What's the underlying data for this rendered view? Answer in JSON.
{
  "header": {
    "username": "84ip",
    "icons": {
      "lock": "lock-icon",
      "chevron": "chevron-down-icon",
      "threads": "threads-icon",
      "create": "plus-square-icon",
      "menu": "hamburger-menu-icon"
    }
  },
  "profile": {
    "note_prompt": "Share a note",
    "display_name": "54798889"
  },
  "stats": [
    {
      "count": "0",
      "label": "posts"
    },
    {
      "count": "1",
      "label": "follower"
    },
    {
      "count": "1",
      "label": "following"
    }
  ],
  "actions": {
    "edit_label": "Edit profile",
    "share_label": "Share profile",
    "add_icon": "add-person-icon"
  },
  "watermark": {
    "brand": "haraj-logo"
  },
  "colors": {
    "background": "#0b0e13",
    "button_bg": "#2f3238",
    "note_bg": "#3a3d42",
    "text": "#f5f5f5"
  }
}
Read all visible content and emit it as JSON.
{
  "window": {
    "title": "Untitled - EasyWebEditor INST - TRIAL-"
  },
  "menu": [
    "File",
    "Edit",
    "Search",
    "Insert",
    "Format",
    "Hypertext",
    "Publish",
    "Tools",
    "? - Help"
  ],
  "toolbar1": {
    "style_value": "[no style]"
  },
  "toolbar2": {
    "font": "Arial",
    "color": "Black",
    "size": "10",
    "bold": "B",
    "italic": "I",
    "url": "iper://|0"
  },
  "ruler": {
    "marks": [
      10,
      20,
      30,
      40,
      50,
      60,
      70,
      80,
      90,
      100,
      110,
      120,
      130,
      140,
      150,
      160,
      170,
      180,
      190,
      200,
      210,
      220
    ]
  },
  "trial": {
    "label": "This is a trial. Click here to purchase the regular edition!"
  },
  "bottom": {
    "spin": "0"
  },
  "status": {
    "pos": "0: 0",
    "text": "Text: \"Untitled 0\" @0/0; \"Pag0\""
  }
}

__Written exercise__
Every line of the records that includes the word "profile" should be gathered.

__Written response__
  "profile": {
    "edit_label": "Edit profile",
    "share_label": "Share profile",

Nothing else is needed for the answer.